= Testo dell'esercizio =
┌──

29 Post quae: “quae” è un nesso relativo, riferito agli eventi descritti nelle frasi precedenti.

30 parco victu: con questa puntualizzazione si vuole ulteriormente evidenziare la moderazione del filosofo anche in ambito alimentare. Seneca era stato sempre molto parco nel mangiare. Da giovane aveva seguito la scuola pitagorica dei Sesti e aveva praticato una dieta strettamente vegetariana.

31 effugia: neutro plurale di effugium. Si tratta di un plurale poetico.

32 saevisque cruciatibus: ablativo di causa.

33 suadet: regge il dativo sottinteso “uxori”(cioè: “convince la moglie”) e il successivo infinito “abscedere”.

34 suppeditante eloquentia: ablativo assoluto.

35 Advocatis scriptoribus: ablativo assoluto.

36 Gli ultimi atti di Seneca appaiono come troppo teatrali. Probabilmente lo stesso Tacito ne doveva essere infastidito, tanto che evita di descrivere le ultime parole del filosofo.

37 hortantibus militibus: ablativo assoluto.

38 Ad deteriora:  si tratta di un comparativo irregolare dell’aggettivo *deter o *deterus, che però non esiste nel latino da noi studiato. L’aggettivo era comunque composto dal prefisso de- (con significato di “discesa” o “diminuzione”) e il verbo tero, teris, trivi, tritum, terere (“sfregare”). Indica dunque un qualcosa che è diventato peggiore per via dell’uso continuo, quindi “peggiore” in generale. In questo contesto “deteriora” è un aggettivo sostantivato (la tradizione letterale sarebbe dunque “alle cose peggiori”). Ma in questo caso il riferimento è chiaramente alle versioni che giravano sulla mancata morte di Paolina.

39 defuere: forma sincopata per defuerunt.

40 C’è un esse sottinteso.

└──

= Righe elencate =
┌──

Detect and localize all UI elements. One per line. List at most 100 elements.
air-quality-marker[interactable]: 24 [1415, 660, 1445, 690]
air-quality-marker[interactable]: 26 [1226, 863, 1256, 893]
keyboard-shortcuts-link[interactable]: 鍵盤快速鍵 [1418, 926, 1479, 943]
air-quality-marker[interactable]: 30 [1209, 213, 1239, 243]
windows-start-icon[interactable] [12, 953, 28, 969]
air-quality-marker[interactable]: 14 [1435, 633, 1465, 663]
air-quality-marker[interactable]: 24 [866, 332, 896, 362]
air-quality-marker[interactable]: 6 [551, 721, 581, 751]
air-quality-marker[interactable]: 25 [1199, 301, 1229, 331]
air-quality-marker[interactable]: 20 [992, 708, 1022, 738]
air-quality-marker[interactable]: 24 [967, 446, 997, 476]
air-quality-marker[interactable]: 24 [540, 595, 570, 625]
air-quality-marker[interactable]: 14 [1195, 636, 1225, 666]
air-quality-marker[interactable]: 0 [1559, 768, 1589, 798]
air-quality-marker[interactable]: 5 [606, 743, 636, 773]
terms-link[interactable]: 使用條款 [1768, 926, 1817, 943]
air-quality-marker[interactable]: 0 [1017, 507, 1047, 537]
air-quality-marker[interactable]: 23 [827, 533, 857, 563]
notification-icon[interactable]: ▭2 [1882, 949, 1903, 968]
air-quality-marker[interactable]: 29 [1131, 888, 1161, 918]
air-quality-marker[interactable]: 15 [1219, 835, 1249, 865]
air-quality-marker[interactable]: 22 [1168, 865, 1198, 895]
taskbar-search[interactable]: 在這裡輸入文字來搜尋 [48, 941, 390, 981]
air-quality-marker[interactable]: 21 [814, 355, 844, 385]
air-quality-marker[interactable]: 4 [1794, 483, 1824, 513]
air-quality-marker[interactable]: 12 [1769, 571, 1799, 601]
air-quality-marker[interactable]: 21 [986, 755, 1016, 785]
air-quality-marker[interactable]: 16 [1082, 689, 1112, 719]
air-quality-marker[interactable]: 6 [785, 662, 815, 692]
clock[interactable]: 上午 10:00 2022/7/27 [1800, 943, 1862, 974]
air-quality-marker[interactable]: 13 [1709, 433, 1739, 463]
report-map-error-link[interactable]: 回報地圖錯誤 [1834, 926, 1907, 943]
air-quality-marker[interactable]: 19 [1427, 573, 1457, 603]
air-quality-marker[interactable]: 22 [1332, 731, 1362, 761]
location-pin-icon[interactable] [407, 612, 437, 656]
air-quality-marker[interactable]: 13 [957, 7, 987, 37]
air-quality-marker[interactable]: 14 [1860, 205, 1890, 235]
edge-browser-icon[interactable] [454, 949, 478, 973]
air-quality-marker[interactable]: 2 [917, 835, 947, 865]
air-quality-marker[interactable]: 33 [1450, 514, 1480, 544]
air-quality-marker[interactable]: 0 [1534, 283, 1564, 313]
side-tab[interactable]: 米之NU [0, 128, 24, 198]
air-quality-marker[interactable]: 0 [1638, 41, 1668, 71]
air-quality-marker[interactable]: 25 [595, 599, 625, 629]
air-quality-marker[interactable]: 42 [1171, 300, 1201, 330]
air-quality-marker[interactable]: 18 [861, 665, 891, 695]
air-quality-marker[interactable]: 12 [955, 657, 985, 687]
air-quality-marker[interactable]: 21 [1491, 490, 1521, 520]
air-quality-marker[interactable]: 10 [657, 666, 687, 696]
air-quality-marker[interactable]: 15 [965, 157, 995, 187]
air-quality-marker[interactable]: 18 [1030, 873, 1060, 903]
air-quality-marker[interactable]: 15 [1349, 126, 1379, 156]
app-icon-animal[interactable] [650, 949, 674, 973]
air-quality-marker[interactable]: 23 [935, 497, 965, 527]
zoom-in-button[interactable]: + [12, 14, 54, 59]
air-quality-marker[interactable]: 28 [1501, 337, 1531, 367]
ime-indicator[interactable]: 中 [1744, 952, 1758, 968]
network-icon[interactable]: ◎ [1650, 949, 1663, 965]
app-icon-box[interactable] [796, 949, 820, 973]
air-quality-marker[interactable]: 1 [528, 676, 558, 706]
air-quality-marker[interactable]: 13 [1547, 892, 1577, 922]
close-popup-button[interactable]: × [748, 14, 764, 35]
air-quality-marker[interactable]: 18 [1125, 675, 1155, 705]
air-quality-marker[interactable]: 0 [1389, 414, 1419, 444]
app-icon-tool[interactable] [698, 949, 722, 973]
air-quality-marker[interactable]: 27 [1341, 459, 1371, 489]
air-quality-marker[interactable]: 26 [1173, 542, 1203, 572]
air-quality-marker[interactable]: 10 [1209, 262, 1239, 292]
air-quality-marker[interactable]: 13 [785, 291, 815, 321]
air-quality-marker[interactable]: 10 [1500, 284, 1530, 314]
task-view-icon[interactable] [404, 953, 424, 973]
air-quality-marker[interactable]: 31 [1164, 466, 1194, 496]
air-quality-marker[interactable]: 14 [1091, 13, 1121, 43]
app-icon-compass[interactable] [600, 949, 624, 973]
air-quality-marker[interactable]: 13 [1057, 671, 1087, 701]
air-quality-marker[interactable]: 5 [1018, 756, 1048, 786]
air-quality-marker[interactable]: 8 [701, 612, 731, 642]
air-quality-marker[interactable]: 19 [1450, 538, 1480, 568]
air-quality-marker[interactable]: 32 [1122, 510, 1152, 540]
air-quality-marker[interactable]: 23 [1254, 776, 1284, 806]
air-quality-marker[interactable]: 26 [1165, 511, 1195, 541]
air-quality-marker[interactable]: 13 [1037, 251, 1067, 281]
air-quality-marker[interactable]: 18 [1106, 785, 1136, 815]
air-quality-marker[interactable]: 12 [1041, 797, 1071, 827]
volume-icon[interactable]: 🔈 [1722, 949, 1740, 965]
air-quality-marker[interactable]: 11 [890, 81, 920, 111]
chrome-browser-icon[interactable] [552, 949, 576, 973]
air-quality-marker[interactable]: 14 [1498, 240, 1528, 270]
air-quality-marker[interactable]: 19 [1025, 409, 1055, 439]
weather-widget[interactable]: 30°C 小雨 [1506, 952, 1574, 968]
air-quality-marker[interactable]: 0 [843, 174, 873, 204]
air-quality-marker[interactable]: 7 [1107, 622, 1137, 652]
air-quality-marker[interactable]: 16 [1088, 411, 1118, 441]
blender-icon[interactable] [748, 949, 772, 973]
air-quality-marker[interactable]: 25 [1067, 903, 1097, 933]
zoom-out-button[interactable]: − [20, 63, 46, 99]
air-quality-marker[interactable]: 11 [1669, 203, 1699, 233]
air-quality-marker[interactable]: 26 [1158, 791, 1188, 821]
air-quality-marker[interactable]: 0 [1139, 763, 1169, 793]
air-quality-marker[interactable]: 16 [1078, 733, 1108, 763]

└──

= Completa quanto segue =
A – Secondo le note sulla morte di Seneca, che tipo di dieta aveva praticato Seneca da giovane?
B – Prosegui le note di commento sulla morte di Seneca aggiungendo nuove voci dopo l'ultima.

= Risposte qui sotto =
A – Una dieta strettamente vegetariana.

B –
41 oblata meliore spe: ablativo assoluto.

42 Evictam: sottinteso esse. Si tratta di un infinito perfetto passivo.

43 cui: si tratta di un nesso relativo, riferito a “vitae” nella frase precedente.

44 eum: Is, ea, id, quando ha valore di aggettivo, può assumere - come il questo caso - il valore di antecedente di una subordinata consecutiva, col valore di “tale”.

45 durante tractu et lentitudine: ablativo assoluto.

46 venenum: si tratta della cicuta, la stessa sostanza che aveva condotto il filosofo Socrate alla morte.

47 promeret: congiuntivo imperfetto del verbo promo, promis, prompsi, promptum, promere, retto da un ut sottinteso.

48 adlatumque: participio perfetto del verbo adfero, adfers, attuli, adlatum, adferre concordato a venenum sottinteso.

49 artus: si tratta di un accusativo di relazione.

50 cluso corpore: ablativo assoluto. “Cluso” è forma irregolare per clauso, molto presente in Tacito.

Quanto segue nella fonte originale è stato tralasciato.